— Begin Items —
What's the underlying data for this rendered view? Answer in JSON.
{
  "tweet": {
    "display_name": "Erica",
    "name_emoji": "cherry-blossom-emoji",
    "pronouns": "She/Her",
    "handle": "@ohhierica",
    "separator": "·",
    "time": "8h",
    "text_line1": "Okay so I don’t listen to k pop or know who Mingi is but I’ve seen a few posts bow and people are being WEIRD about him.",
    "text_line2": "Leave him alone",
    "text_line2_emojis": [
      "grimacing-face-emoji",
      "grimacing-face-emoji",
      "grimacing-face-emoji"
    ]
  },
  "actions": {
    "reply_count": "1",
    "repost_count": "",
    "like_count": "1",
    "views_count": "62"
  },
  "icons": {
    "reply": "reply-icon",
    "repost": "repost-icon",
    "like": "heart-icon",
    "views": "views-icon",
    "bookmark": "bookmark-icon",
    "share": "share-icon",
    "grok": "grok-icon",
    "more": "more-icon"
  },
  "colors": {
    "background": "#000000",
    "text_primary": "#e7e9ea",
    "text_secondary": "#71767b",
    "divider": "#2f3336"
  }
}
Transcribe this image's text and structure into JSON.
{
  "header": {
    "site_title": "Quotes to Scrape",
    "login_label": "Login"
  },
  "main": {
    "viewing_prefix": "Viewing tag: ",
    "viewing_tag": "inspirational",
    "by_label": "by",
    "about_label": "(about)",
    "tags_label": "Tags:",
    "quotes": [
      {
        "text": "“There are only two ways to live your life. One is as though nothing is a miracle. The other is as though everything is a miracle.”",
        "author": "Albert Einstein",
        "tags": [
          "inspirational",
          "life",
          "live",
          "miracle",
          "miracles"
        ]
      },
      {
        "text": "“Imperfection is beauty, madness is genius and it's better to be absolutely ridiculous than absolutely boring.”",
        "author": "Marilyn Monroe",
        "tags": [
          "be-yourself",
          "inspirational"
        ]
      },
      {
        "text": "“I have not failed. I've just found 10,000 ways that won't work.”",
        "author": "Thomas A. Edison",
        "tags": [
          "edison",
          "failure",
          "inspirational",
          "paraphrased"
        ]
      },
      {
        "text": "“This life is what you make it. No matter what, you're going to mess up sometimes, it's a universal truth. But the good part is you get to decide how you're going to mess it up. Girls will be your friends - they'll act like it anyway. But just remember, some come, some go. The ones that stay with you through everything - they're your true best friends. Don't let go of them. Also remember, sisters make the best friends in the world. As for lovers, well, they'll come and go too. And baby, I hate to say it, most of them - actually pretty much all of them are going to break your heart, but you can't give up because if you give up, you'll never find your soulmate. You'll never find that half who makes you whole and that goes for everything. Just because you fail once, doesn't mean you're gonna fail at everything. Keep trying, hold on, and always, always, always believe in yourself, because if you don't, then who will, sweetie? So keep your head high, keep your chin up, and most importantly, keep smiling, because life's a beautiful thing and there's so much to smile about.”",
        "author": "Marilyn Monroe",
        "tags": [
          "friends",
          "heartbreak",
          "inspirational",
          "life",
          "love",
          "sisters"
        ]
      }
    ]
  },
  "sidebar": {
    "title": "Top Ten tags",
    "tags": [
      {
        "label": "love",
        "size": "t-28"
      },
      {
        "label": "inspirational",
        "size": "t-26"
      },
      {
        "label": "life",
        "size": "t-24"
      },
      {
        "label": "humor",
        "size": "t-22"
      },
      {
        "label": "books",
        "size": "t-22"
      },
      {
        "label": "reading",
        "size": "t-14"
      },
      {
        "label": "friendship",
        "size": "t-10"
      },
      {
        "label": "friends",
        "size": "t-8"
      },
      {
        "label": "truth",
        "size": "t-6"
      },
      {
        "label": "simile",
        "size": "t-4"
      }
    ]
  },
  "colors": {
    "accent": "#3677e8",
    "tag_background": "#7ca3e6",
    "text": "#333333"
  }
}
— End Items —
## Description of the task
Sift the material for lines with the string "life". Copy each one found.

## Exercise result
        "text": "“There are only two ways to live your life. One is as though nothing is a miracle. The other is as though everything is a miracle.”",
          "life",
        "text": "“This life is what you make it. No matter what, you're going to mess up sometimes, it's a universal truth. But the good part is you get to decide how you're going to mess it up. Girls will be your friends - they'll act like it anyway. But just remember, some come, some go. The ones that stay with you through everything - they're your true best friends. Don't let go of them. Also remember, sisters make the best friends in the world. As for lovers, well, they'll come and go too. And baby, I hate to say it, most of them - actually pretty much all of them are going to break your heart, but you can't give up because if you give up, you'll never find your soulmate. You'll never find that half who makes you whole and that goes for everything. Just because you fail once, doesn't mean you're gonna fail at everything. Keep trying, hold on, and always, always, always believe in yourself, because if you don't, then who will, sweetie? So keep your head high, keep your chin up, and most importantly, keep smiling, because life's a beautiful thing and there's so much to smile about.”",
          "life",
        "label": "life",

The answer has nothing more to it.